===== DATA PROVIDED
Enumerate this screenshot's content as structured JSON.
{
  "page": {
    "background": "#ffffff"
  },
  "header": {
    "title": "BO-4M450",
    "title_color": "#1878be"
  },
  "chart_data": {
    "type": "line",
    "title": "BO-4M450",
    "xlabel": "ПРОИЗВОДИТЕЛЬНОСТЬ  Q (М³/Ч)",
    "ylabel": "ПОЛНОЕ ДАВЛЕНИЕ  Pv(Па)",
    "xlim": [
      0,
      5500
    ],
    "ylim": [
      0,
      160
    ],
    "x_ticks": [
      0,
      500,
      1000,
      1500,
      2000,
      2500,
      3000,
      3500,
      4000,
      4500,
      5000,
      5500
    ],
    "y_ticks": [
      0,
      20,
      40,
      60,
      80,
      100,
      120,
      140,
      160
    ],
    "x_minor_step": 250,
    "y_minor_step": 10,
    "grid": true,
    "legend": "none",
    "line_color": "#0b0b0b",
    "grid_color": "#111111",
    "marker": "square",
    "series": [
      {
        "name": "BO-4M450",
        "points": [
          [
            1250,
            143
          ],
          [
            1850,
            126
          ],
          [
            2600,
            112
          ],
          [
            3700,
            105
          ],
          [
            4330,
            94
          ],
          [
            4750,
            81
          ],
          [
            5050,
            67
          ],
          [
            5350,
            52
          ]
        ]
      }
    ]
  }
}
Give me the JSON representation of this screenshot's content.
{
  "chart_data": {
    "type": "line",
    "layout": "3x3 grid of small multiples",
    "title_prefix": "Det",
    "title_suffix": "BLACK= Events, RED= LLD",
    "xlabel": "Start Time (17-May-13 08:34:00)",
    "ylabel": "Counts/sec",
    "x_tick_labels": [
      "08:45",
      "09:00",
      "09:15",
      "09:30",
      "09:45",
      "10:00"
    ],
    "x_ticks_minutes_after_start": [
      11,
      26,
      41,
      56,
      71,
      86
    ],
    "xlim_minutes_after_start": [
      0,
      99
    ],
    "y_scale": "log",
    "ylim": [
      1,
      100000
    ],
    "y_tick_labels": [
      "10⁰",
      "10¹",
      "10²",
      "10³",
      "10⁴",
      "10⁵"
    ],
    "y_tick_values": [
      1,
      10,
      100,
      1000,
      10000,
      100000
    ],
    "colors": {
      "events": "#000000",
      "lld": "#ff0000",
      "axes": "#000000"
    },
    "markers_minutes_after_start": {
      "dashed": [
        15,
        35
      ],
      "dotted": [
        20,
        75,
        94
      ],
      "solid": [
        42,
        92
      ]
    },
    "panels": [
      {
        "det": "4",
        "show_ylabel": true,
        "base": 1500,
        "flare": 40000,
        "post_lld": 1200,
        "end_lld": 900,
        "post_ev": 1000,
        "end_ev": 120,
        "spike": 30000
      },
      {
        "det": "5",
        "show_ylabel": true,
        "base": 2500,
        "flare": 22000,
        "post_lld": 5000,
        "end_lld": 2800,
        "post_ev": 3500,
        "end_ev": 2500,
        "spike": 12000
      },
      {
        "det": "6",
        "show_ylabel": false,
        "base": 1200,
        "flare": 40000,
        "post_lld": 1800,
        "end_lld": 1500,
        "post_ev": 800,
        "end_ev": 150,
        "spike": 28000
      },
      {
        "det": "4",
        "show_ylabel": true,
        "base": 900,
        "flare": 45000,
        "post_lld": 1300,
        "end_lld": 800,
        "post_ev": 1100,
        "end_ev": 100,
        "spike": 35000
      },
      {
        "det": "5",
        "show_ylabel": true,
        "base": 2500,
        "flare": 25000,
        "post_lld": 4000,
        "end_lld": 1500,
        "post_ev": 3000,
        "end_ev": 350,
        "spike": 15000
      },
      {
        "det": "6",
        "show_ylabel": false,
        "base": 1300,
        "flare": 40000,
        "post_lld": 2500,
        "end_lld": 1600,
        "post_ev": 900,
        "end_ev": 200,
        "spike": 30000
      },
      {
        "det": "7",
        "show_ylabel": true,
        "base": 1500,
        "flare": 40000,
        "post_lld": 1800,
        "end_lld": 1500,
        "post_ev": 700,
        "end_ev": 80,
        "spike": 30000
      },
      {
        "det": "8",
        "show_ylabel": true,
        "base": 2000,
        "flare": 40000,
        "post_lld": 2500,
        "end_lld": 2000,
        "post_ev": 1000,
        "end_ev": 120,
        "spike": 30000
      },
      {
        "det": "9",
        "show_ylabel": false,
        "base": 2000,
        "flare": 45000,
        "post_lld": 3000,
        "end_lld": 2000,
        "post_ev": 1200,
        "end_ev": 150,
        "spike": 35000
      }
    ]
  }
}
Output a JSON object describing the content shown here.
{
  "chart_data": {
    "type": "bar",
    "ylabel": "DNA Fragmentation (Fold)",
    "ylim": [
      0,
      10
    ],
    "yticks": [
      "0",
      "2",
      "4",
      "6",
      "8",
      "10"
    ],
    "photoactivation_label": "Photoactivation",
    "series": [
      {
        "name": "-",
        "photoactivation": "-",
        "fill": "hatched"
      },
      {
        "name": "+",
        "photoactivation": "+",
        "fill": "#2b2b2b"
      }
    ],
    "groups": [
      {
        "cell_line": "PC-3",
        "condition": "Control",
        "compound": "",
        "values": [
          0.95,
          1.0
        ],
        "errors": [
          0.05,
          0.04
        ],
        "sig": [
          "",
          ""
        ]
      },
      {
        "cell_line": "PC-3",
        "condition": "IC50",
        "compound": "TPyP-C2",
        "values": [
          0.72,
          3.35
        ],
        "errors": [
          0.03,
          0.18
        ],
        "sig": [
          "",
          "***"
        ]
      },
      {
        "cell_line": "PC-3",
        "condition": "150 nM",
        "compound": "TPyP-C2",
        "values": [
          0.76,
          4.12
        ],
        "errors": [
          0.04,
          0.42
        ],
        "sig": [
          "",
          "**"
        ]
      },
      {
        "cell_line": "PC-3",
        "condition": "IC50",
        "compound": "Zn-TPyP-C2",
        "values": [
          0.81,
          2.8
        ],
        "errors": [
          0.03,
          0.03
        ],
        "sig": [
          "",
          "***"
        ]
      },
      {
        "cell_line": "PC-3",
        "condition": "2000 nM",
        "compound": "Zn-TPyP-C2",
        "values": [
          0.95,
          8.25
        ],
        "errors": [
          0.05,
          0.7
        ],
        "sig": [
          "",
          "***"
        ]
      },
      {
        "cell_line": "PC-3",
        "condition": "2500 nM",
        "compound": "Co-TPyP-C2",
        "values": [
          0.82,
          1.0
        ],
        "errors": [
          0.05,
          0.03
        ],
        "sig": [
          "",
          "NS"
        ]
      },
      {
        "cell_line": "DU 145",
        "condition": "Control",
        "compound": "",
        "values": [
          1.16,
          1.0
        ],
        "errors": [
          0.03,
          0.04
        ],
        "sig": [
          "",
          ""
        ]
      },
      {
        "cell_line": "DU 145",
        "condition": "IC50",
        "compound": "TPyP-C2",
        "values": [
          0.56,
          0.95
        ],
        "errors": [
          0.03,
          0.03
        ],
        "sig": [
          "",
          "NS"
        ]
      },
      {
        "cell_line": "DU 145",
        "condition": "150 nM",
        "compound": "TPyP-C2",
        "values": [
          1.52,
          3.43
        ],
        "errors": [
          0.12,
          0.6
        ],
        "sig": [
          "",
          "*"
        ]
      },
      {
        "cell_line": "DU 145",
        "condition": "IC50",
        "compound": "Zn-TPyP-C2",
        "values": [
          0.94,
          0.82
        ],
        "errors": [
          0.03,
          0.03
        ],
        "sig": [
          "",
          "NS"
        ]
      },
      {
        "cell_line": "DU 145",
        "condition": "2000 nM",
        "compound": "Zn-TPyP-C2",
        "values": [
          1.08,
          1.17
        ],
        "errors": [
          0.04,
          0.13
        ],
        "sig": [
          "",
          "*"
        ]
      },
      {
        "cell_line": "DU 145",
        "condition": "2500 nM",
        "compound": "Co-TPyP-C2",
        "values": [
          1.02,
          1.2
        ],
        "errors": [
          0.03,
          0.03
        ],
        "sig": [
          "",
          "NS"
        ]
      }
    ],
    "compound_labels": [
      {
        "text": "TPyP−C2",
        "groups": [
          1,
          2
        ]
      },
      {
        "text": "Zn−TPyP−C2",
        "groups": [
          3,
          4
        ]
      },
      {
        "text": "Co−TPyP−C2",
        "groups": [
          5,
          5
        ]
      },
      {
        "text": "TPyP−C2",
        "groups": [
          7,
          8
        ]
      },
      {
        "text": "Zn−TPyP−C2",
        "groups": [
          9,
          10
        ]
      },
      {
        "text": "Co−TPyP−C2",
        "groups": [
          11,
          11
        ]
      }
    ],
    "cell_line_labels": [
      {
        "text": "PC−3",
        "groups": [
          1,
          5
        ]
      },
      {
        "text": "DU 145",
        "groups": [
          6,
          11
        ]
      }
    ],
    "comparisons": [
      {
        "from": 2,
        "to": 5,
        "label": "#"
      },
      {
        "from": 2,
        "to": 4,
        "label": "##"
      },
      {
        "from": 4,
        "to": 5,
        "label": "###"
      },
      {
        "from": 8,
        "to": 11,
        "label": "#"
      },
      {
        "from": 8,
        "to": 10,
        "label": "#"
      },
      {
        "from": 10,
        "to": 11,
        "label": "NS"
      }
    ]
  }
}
==========
■ WHAT TO DO:
Filter the listing above for the string "content" and copy every matching line.

■ RESULT:
Enumerate this screenshot's content as structured JSON.
Give me the JSON representation of this screenshot's content.
Output a JSON object describing the content shown here.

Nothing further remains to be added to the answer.